━━━━━ Supplied material
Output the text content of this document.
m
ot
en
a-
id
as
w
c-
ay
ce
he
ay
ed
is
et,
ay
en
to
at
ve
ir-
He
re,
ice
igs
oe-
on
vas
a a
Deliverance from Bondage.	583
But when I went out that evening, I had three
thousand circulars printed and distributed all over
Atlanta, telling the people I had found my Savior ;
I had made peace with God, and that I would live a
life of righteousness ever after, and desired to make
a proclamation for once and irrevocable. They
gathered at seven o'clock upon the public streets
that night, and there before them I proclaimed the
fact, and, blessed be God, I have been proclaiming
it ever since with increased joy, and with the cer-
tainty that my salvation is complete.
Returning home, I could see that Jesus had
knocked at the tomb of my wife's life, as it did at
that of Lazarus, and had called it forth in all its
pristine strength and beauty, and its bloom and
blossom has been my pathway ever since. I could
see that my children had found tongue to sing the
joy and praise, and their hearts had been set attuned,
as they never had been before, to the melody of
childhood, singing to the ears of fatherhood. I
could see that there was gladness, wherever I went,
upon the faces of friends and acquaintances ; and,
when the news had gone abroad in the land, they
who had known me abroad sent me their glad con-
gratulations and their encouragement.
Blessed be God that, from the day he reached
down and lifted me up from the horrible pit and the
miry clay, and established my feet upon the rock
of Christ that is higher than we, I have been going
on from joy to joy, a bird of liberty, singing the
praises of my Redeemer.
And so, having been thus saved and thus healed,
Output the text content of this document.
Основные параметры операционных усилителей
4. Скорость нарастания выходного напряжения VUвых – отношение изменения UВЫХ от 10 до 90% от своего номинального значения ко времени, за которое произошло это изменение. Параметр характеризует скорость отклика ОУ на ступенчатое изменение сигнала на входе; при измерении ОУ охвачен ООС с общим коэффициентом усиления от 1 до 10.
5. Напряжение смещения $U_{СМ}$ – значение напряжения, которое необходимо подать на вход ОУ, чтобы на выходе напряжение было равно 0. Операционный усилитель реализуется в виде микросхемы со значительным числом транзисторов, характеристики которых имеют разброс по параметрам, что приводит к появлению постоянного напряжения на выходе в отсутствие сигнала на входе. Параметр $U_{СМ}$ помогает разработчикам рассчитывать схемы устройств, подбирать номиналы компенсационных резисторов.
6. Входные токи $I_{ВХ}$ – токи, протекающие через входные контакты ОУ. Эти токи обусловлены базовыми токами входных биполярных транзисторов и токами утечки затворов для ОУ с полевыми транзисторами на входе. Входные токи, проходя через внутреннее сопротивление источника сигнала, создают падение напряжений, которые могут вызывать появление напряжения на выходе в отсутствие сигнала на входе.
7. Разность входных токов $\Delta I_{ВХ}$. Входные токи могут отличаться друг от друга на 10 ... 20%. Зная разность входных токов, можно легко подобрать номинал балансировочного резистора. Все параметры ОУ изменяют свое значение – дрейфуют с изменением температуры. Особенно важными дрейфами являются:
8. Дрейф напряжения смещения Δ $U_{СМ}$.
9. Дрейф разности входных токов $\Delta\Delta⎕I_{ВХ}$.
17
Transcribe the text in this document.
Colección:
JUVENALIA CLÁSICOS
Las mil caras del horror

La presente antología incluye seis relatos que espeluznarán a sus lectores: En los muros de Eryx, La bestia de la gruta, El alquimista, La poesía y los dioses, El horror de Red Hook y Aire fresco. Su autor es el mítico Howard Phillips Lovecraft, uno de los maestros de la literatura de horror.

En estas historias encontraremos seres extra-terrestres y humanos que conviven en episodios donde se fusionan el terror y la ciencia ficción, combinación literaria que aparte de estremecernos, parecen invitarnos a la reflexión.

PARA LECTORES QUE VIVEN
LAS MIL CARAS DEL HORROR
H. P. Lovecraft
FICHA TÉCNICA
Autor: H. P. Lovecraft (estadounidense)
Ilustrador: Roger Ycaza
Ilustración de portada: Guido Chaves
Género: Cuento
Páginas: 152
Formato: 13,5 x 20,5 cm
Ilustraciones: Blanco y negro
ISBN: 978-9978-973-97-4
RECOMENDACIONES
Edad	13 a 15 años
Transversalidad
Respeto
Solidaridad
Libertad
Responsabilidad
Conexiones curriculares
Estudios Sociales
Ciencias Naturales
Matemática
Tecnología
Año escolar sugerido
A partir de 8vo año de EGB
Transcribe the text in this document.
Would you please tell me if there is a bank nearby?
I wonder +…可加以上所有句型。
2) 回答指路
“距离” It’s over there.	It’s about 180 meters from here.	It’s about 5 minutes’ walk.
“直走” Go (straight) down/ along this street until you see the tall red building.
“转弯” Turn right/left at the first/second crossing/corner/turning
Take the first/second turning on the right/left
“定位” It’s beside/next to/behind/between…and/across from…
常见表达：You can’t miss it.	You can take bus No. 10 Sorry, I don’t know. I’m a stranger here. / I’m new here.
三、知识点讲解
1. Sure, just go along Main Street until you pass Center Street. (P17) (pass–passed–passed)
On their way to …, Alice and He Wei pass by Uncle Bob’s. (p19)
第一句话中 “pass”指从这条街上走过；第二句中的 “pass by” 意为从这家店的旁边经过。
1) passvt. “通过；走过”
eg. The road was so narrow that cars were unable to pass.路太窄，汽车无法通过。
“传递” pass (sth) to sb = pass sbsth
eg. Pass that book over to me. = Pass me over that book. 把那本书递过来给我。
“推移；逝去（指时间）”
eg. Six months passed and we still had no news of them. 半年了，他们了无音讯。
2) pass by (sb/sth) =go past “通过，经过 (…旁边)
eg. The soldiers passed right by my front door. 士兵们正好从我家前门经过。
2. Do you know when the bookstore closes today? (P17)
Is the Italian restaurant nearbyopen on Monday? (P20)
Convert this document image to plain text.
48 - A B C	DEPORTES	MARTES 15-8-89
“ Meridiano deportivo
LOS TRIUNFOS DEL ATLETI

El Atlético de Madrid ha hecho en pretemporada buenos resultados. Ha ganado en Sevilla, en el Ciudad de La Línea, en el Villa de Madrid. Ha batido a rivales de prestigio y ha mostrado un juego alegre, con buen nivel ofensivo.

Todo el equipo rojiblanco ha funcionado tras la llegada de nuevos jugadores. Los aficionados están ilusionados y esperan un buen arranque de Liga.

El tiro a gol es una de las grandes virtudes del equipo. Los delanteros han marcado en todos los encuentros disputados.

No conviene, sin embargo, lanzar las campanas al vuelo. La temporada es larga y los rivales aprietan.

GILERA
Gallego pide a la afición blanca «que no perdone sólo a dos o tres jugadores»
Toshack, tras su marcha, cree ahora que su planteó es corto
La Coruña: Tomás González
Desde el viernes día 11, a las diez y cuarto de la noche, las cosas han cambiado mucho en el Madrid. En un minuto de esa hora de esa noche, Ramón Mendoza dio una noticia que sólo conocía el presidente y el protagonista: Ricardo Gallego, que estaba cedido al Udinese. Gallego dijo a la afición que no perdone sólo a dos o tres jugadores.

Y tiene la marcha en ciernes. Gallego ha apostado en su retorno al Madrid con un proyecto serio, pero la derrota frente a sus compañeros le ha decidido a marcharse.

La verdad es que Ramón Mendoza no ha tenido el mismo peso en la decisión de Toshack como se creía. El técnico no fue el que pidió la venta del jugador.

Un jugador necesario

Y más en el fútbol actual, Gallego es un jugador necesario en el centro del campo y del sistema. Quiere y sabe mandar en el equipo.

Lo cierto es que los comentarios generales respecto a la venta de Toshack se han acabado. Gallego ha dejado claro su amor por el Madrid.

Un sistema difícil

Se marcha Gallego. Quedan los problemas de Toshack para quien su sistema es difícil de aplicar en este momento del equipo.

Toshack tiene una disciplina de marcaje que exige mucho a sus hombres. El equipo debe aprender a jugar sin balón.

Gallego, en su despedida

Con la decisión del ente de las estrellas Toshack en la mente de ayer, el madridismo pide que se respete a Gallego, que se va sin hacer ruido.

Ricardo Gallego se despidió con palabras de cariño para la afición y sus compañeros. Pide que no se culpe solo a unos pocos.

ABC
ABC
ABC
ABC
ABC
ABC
━━━━━━━━━━
What to produce
Pick every line with "since" in it and copy it.

The reply
it ever since with increased joy, and with the cer-
blossom has been my pathway ever since. I could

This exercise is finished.